AIM
What you return should match every record exactly, with the images removed.

DATA LINES
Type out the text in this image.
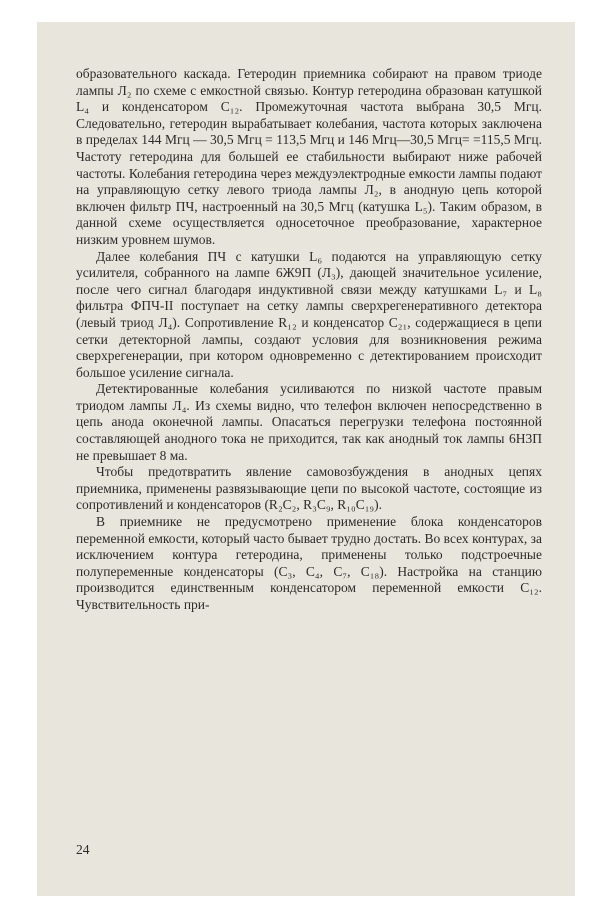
образовательного каскада. Гетеродин приемника собирают на правом триоде лампы Л₂ по схеме с емкостной связью. Контур гетеродина образован катушкой L₄ и конденсатором C₁₂. Промежуточная частота выбрана 30,5 Мгц. Следовательно, гетеродин вырабатывает колебания, частота которых заключена в пределах 144 Мгц — 30,5 Мгц = 113,5 Мгц и 146 Мгц—30,5 Мгц= =115,5 Мгц. Частоту гетеродина для большей ее стабильности выбирают ниже рабочей частоты. Колебания гетеродина через междуэлектродные емкости лампы подают на управляющую сетку левого триода лампы Л₂, в анодную цепь которой включен фильтр ПЧ, настроенный на 30,5 Мгц (катушка L₅). Таким образом, в данной схеме осуществляется односеточное преобразование, характерное низким уровнем шумов.

Далее колебания ПЧ с катушки L₆ подаются на управляющую сетку усилителя, собранного на лампе 6Ж9П (Л₃), дающей значительное усиление, после чего сигнал благодаря индуктивной связи между катушками L₇ и L₈ фильтра ФПЧ-II поступает на сетку лампы сверхрегенеративного детектора (левый триод Л₄). Сопротивление R₁₂ и конденсатор C₂₁, содержащиеся в цепи сетки детекторной лампы, создают условия для возникновения режима сверхрегенерации, при котором одновременно с детектированием происходит большое усиление сигнала.

Детектированные колебания усиливаются по низкой частоте правым триодом лампы Л₄. Из схемы видно, что телефон включен непосредственно в цепь анода оконечной лампы. Опасаться перегрузки телефона постоянной составляющей анодного тока не приходится, так как анодный ток лампы 6Н3П не превышает 8 ма.

Чтобы предотвратить явление самовозбуждения в анодных цепях приемника, применены развязывающие цепи по высокой частоте, состоящие из сопротивлений и конденсаторов (R₂C₂, R₃C₉, R₁₀C₁₉).

В приемнике не предусмотрено применение блока конденсаторов переменной емкости, который часто бывает трудно достать. Во всех контурах, за исключением контура гетеродина, применены только подстроечные полупеременные конденсаторы (C₃, C₄, C₇, C₁₈). Настройка на станцию производится единственным конденсатором переменной емкости C₁₂. Чувствительность при-

24
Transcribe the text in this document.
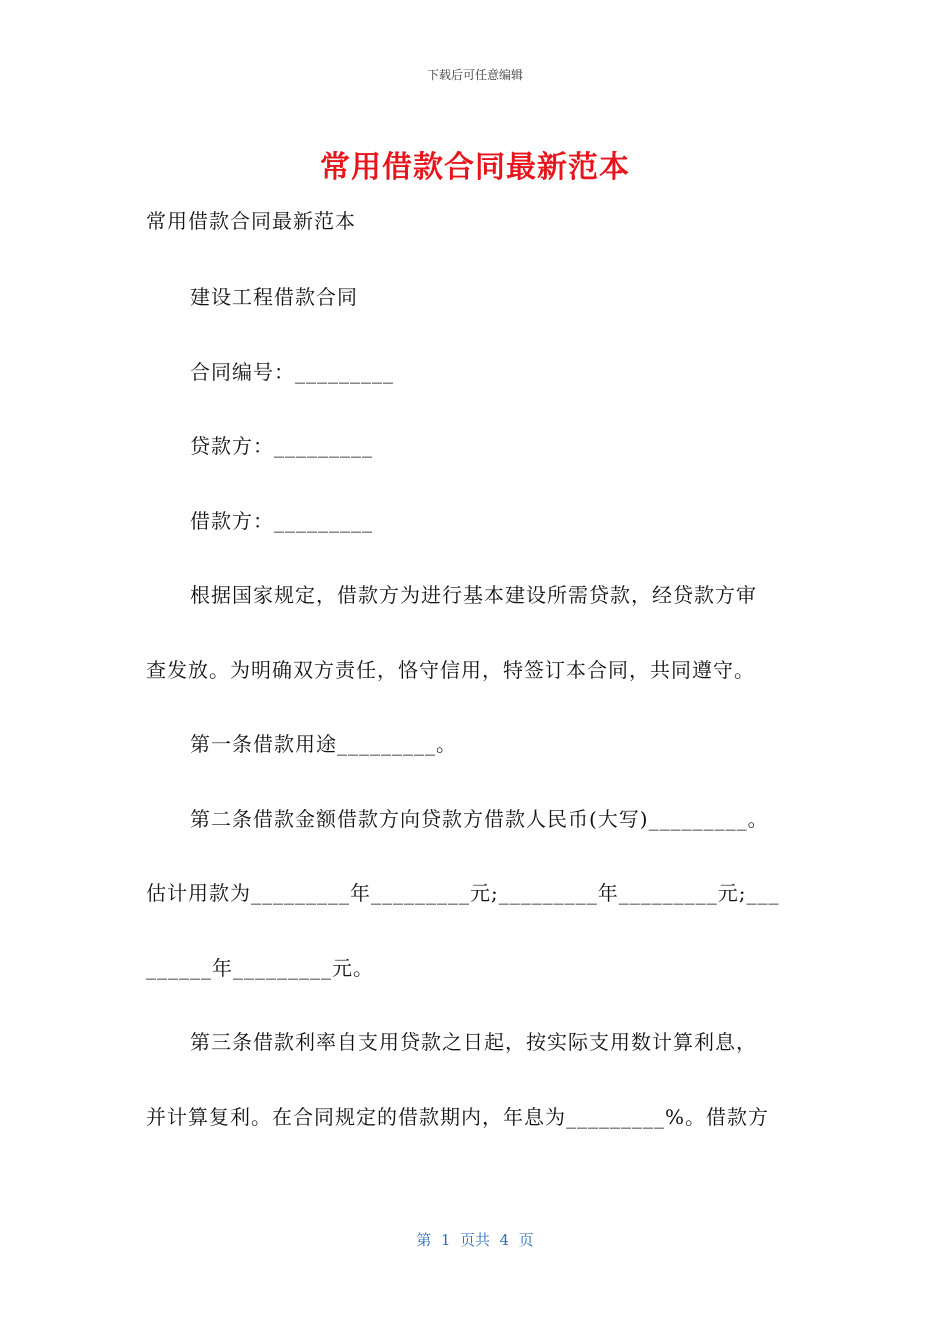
下载后可任意编辑
常用借款合同最新范本
常用借款合同最新范本
建设工程借款合同
合同编号：_________
贷款方：_________
借款方：_________
根据国家规定，借款方为进行基本建设所需贷款，经贷款方审
查发放。为明确双方责任，恪守信用，特签订本合同，共同遵守。
第一条借款用途_________。
第二条借款金额借款方向贷款方借款人民币(大写)_________。
估计用款为_________年_________元;_________年_________元;___
______年_________元。
第三条借款利率自支用贷款之日起，按实际支用数计算利息，
并计算复利。在合同规定的借款期内，年息为_________%。借款方
第  1  页共  4  页
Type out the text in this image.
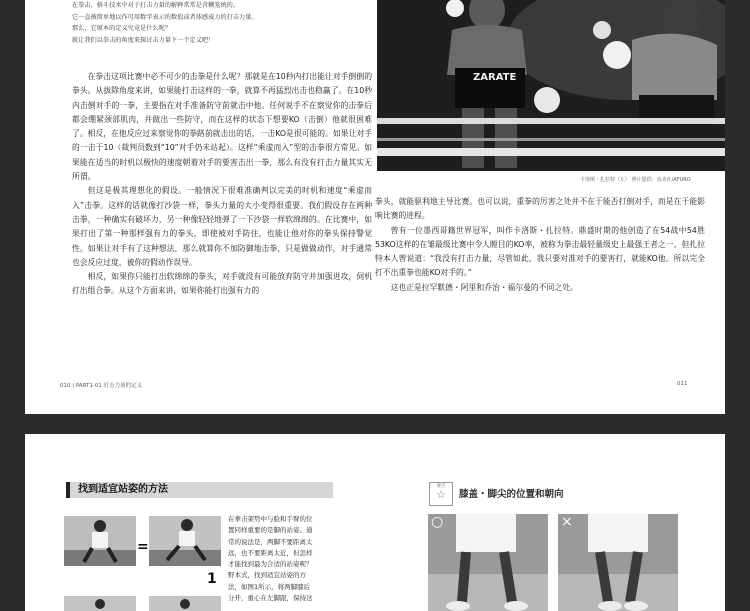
在拳击、格斗技术中对于打击力量的解释常常是含糊笼统的。
它一直被简单地以作可用数字表示的数值或者体感威力的打击力量。
那么，它原本的定义究竟是什么呢？
就让我们以拳击的角度来探讨击力量下一个定义吧！

在拳击这项比赛中必不可少的击拳是什么呢？那就是在10秒内打出能让对手倒倒的拳头。从拔除角度来讲，如果能打击这样的一拳，就算不再猛烈出击也稳赢了。在10秒内击倒对手的一拳，主要指在对手准备防守前就击中他。任何说手不在察觉你的击拳后都会绷紧颈部肌肉，并做出一些防守，而在这样的状态下想要KO（击倒）他就很困难了。相反，在他反应过来察觉你的拳路前就击出的话，一击KO是很可能的。如果让对手的一击于10（裁判员数到“10”对手仍未站起）。这样“乘虚而入”型的击拳很方常见。如果能在适当的时机以极快的速度朝着对手的要害击出一拳，那么有没有打击力量其实无所谓。

但这是极其理想化的假设。一般情况下很难准确判以完美的时机和速度“乘虚而入”击拳。这样的话就像打沙袋一样，拳头力量的大小变得很重要。我们假设存在两种击拳，一种确实有破坏力，另一种像轻轻地弹了一下沙袋一样软绵绵的。在比赛中，如果打出了第一种那样强有力的拳头，即使被对手防住，也能让他对你的拳头保持警觉性。如果让对手有了这种想法，那么就算你不加防御地击拳，只是做做动作，对手通常也会反应过度，被你的假动作误导。

相反，如果你只能打出软绵绵的拳头，对手就没有可能放弃防守并加强进攻，伺机打出组合拳。从这个方面来讲，如果你能打出强有力的

ZARATE
卡洛斯・扎拉特（左） 照片提供：真美社/AFURO

拳头，就能驱利地主导比赛。也可以说，重拳的厉害之处并不在于能否打倒对手，而是在于能影响比赛的进程。

曾有一位墨西哥籍世界冠军，叫作卡洛斯・扎拉特。鼎盛时期的他创造了在54战中54胜53KO这样的在雏最级比赛中令人瞠目的KO率，被称为拳击最轻量级史上最强王者之一。但扎拉特本人曾说道：“我没有打击力量，尽管如此，我只要对准对手的要害打，就能KO他。所以完全打不出重拳也能KO对手的。”

这也正是拉罕默德・阿里和乔治・福尔曼的不同之处。

010 | PART1-01 打击力量的定义	011
找到适宜站姿的方法
=
1
在拳击架势中与脸和手臂的位
置同样重要的是脚的站姿。通
常的说法是，两脚不要距离太
远，也不要距离太近，但怎样
才能找到最为合适的站姿呢？
野本式，找到适宜站姿的方
法，如图1所示，将两脚膝后
分开，重心在左脚跟，保持这
要点
☆	膝盖・脚尖的位置和朝向
○	×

EXPECTED ANSWER
Type out the text in this image.
образовательного каскада. Гетеродин приемника собирают на правом триоде лампы Л₂ по схеме с емкостной связью. Контур гетеродина образован катушкой L₄ и конденсатором C₁₂. Промежуточная частота выбрана 30,5 Мгц. Следовательно, гетеродин вырабатывает колебания, частота которых заключена в пределах 144 Мгц — 30,5 Мгц = 113,5 Мгц и 146 Мгц—30,5 Мгц= =115,5 Мгц. Частоту гетеродина для большей ее стабильности выбирают ниже рабочей частоты. Колебания гетеродина через междуэлектродные емкости лампы подают на управляющую сетку левого триода лампы Л₂, в анодную цепь которой включен фильтр ПЧ, настроенный на 30,5 Мгц (катушка L₅). Таким образом, в данной схеме осуществляется односеточное преобразование, характерное низким уровнем шумов.

Далее колебания ПЧ с катушки L₆ подаются на управляющую сетку усилителя, собранного на лампе 6Ж9П (Л₃), дающей значительное усиление, после чего сигнал благодаря индуктивной связи между катушками L₇ и L₈ фильтра ФПЧ-II поступает на сетку лампы сверхрегенеративного детектора (левый триод Л₄). Сопротивление R₁₂ и конденсатор C₂₁, содержащиеся в цепи сетки детекторной лампы, создают условия для возникновения режима сверхрегенерации, при котором одновременно с детектированием происходит большое усиление сигнала.

Детектированные колебания усиливаются по низкой частоте правым триодом лампы Л₄. Из схемы видно, что телефон включен непосредственно в цепь анода оконечной лампы. Опасаться перегрузки телефона постоянной составляющей анодного тока не приходится, так как анодный ток лампы 6Н3П не превышает 8 ма.

Чтобы предотвратить явление самовозбуждения в анодных цепях приемника, применены развязывающие цепи по высокой частоте, состоящие из сопротивлений и конденсаторов (R₂C₂, R₃C₉, R₁₀C₁₉).

В приемнике не предусмотрено применение блока конденсаторов переменной емкости, который часто бывает трудно достать. Во всех контурах, за исключением контура гетеродина, применены только подстроечные полупеременные конденсаторы (C₃, C₄, C₇, C₁₈). Настройка на станцию производится единственным конденсатором переменной емкости C₁₂. Чувствительность при-

24
Transcribe the text in this document.
下载后可任意编辑
常用借款合同最新范本
常用借款合同最新范本
建设工程借款合同
合同编号：_________
贷款方：_________
借款方：_________
根据国家规定，借款方为进行基本建设所需贷款，经贷款方审
查发放。为明确双方责任，恪守信用，特签订本合同，共同遵守。
第一条借款用途_________。
第二条借款金额借款方向贷款方借款人民币(大写)_________。
估计用款为_________年_________元;_________年_________元;___
______年_________元。
第三条借款利率自支用贷款之日起，按实际支用数计算利息，
并计算复利。在合同规定的借款期内，年息为_________%。借款方
第  1  页共  4  页
Type out the text in this image.
在拳击、格斗技术中对于打击力量的解释常常是含糊笼统的。
它一直被简单地以作可用数字表示的数值或者体感威力的打击力量。
那么，它原本的定义究竟是什么呢？
就让我们以拳击的角度来探讨击力量下一个定义吧！

在拳击这项比赛中必不可少的击拳是什么呢？那就是在10秒内打出能让对手倒倒的拳头。从拔除角度来讲，如果能打击这样的一拳，就算不再猛烈出击也稳赢了。在10秒内击倒对手的一拳，主要指在对手准备防守前就击中他。任何说手不在察觉你的击拳后都会绷紧颈部肌肉，并做出一些防守，而在这样的状态下想要KO（击倒）他就很困难了。相反，在他反应过来察觉你的拳路前就击出的话，一击KO是很可能的。如果让对手的一击于10（裁判员数到“10”对手仍未站起）。这样“乘虚而入”型的击拳很方常见。如果能在适当的时机以极快的速度朝着对手的要害击出一拳，那么有没有打击力量其实无所谓。

但这是极其理想化的假设。一般情况下很难准确判以完美的时机和速度“乘虚而入”击拳。这样的话就像打沙袋一样，拳头力量的大小变得很重要。我们假设存在两种击拳，一种确实有破坏力，另一种像轻轻地弹了一下沙袋一样软绵绵的。在比赛中，如果打出了第一种那样强有力的拳头，即使被对手防住，也能让他对你的拳头保持警觉性。如果让对手有了这种想法，那么就算你不加防御地击拳，只是做做动作，对手通常也会反应过度，被你的假动作误导。

相反，如果你只能打出软绵绵的拳头，对手就没有可能放弃防守并加强进攻，伺机打出组合拳。从这个方面来讲，如果你能打出强有力的

ZARATE
卡洛斯・扎拉特（左） 照片提供：真美社/AFURO

拳头，就能驱利地主导比赛。也可以说，重拳的厉害之处并不在于能否打倒对手，而是在于能影响比赛的进程。

曾有一位墨西哥籍世界冠军，叫作卡洛斯・扎拉特。鼎盛时期的他创造了在54战中54胜53KO这样的在雏最级比赛中令人瞠目的KO率，被称为拳击最轻量级史上最强王者之一。但扎拉特本人曾说道：“我没有打击力量，尽管如此，我只要对准对手的要害打，就能KO他。所以完全打不出重拳也能KO对手的。”

这也正是拉罕默德・阿里和乔治・福尔曼的不同之处。

010 | PART1-01 打击力量的定义	011
找到适宜站姿的方法
=
1
在拳击架势中与脸和手臂的位
置同样重要的是脚的站姿。通
常的说法是，两脚不要距离太
远，也不要距离太近，但怎样
才能找到最为合适的站姿呢？
野本式，找到适宜站姿的方
法，如图1所示，将两脚膝后
分开，重心在左脚跟，保持这
要点
☆	膝盖・脚尖的位置和朝向
○	×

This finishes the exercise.